THE TASK: Count every line in the entries that follow where the word "komentar" appears, then state only the total.

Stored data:
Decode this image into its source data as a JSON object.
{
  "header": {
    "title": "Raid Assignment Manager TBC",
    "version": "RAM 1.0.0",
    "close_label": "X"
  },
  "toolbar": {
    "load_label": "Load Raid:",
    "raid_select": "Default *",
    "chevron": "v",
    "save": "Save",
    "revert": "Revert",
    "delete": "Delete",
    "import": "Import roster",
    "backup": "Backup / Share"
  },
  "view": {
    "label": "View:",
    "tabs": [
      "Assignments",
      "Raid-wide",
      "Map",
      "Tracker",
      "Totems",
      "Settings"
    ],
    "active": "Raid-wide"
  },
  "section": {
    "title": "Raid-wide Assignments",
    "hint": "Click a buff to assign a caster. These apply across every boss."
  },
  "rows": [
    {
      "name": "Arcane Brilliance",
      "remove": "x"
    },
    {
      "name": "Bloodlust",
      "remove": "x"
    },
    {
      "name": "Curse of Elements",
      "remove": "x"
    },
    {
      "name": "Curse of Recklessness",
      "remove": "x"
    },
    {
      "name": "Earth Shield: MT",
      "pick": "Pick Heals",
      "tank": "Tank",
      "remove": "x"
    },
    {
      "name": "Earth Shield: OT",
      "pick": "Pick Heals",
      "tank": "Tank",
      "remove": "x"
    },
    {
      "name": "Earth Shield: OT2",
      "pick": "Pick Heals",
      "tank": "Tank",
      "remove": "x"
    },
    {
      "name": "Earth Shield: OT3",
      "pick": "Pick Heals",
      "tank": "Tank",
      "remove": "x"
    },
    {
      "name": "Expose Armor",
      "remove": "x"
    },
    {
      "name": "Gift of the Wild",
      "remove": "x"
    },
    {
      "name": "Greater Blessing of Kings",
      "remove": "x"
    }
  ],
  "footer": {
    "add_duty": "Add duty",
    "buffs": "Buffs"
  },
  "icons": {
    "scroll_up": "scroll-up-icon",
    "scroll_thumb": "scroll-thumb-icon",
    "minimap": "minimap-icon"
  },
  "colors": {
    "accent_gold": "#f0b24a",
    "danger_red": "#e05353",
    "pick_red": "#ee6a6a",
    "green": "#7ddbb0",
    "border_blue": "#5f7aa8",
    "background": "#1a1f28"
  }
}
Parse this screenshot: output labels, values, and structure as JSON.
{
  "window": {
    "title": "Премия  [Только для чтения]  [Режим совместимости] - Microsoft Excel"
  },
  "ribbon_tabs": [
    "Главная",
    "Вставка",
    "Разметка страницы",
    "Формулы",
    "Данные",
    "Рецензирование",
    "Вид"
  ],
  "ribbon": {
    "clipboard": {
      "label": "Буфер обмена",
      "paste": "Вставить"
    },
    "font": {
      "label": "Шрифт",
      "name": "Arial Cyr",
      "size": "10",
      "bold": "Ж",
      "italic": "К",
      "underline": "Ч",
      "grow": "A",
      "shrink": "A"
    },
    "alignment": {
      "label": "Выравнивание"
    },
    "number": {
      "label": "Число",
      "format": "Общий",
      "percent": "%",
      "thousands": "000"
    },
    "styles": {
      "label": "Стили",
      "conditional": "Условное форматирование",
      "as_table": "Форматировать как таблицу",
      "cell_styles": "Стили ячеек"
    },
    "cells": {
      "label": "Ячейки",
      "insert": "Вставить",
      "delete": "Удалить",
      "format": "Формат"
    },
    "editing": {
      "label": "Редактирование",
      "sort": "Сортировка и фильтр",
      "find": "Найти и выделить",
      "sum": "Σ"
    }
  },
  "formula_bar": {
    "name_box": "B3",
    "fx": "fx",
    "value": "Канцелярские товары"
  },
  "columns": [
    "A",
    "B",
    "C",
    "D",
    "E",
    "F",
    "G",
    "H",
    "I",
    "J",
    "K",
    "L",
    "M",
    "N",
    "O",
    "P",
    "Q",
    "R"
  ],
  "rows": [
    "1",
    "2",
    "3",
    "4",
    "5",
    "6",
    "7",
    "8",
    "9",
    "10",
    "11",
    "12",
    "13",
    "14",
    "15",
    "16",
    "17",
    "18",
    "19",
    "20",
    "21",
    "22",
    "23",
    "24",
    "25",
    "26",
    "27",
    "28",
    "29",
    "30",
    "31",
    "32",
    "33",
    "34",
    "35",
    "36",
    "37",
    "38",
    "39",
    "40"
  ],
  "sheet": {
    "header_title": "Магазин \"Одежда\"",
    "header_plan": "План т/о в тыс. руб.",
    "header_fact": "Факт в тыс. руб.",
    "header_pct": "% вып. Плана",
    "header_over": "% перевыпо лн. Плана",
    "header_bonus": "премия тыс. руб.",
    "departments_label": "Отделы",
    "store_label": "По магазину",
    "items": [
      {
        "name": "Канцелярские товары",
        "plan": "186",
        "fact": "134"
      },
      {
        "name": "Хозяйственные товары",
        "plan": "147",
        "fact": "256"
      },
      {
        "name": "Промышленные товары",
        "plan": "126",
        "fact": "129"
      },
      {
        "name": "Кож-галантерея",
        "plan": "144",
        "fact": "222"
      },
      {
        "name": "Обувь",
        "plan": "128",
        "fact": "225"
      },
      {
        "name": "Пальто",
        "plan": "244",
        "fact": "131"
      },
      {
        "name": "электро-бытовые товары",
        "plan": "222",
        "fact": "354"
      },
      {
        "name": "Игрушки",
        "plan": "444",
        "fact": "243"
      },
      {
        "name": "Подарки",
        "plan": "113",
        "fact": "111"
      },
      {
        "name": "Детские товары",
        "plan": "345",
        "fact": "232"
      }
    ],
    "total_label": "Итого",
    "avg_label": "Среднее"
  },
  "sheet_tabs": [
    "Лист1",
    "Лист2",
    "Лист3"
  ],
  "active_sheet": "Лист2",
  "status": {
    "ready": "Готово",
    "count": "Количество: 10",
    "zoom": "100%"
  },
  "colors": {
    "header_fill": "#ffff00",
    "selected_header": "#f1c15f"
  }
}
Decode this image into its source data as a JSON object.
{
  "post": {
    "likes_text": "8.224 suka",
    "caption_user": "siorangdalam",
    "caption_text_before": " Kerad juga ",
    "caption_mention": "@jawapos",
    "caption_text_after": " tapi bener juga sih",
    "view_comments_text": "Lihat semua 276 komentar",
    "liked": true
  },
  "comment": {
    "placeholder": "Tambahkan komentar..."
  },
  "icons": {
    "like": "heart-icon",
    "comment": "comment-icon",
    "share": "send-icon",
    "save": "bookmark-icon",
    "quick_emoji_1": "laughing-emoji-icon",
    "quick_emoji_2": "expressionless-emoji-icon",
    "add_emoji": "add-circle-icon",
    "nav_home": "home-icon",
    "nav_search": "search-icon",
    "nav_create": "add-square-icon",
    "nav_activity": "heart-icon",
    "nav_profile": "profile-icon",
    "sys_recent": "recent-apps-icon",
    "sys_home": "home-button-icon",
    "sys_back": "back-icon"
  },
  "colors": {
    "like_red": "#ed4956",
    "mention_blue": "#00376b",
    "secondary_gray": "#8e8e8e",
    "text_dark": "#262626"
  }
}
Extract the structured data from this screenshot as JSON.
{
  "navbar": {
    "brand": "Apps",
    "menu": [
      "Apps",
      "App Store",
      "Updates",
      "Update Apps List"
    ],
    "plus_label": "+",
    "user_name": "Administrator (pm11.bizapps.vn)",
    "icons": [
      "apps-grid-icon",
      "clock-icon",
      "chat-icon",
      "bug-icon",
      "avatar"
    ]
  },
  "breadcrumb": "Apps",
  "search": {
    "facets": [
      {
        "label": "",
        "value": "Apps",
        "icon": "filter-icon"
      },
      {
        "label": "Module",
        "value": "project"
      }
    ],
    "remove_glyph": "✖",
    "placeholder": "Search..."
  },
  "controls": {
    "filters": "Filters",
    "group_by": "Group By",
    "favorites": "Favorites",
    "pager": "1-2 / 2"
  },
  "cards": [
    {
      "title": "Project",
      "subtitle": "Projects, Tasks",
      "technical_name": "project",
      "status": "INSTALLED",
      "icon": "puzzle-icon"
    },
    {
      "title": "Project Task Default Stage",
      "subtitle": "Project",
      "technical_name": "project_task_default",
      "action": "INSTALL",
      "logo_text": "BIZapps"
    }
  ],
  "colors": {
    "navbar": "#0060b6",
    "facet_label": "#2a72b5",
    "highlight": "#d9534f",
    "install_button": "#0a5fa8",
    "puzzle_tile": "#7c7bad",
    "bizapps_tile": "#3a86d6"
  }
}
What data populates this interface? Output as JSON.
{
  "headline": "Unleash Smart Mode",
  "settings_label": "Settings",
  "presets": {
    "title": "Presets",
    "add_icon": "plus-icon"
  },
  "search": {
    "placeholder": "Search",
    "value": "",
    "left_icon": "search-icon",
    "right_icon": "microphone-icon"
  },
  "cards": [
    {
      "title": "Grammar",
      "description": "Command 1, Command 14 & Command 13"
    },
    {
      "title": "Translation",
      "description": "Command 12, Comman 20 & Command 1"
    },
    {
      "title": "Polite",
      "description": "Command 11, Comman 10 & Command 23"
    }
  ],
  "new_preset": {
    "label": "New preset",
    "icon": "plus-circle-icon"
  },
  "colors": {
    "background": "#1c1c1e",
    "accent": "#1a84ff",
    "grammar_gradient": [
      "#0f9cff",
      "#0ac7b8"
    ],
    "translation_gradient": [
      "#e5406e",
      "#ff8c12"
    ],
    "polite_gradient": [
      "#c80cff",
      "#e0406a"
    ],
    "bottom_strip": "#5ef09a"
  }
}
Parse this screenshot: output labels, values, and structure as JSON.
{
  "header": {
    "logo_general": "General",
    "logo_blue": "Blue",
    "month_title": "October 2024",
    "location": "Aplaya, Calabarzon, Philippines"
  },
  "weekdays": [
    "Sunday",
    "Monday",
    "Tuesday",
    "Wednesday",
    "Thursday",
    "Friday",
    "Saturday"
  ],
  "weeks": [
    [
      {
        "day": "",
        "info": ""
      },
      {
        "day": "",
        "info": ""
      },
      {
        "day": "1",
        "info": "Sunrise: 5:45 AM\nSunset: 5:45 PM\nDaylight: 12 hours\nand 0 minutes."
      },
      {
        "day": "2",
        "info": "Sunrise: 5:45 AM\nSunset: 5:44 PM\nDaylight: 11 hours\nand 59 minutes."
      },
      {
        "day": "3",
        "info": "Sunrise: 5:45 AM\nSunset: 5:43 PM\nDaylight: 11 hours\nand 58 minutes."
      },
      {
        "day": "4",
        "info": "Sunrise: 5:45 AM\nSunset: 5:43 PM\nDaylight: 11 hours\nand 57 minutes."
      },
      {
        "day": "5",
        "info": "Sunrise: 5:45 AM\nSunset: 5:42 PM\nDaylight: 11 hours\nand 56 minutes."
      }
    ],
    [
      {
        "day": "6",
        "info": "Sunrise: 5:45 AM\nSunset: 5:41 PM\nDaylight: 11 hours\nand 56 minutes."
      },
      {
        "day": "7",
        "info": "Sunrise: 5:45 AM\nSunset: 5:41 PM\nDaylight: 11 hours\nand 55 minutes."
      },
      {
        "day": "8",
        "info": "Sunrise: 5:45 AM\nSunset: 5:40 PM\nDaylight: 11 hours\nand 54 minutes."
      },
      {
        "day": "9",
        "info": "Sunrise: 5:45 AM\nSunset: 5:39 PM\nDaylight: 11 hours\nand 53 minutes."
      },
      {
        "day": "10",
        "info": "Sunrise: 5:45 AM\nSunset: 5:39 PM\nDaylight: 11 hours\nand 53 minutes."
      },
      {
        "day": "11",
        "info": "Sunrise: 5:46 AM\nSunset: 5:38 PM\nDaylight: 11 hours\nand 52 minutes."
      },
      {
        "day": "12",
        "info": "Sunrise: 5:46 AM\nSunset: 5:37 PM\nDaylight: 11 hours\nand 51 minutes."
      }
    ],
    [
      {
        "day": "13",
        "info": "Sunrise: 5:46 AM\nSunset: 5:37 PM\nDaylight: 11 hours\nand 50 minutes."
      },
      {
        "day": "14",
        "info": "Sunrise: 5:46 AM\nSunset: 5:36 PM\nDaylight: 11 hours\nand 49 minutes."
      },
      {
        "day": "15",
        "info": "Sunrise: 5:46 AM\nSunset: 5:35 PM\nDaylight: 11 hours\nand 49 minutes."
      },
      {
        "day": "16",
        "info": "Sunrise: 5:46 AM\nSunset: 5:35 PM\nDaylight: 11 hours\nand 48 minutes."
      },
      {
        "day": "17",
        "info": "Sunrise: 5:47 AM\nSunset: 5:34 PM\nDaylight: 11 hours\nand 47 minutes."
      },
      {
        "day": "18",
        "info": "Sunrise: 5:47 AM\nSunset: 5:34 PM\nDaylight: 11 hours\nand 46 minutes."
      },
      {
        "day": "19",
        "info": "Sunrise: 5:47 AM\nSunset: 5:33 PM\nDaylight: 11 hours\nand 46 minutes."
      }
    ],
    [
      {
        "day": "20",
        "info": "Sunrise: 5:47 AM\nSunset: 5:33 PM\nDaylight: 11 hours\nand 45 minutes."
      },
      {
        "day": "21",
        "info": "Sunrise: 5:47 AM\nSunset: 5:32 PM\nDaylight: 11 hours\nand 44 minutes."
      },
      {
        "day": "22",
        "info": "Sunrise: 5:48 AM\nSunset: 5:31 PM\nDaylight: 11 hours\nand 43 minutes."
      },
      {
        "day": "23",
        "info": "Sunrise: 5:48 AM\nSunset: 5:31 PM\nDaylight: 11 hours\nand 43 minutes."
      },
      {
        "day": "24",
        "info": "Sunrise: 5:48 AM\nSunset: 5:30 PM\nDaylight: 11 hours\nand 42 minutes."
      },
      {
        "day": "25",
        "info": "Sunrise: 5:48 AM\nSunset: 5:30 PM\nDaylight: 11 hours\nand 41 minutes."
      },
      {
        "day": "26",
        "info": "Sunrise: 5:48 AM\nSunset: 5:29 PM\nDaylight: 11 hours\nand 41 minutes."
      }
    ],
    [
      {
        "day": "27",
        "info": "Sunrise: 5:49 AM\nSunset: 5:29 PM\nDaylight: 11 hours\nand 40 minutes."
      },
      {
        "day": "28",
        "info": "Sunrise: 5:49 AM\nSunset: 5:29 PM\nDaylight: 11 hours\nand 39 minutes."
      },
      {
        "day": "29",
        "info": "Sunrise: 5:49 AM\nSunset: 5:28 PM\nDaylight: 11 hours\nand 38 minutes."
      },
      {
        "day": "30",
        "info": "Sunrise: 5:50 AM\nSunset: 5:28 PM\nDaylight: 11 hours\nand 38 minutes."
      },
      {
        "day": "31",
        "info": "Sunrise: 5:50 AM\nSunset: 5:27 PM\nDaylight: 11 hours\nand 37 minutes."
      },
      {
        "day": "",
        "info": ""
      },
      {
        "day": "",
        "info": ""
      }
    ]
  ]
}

PROBLEM SOLUTION: 2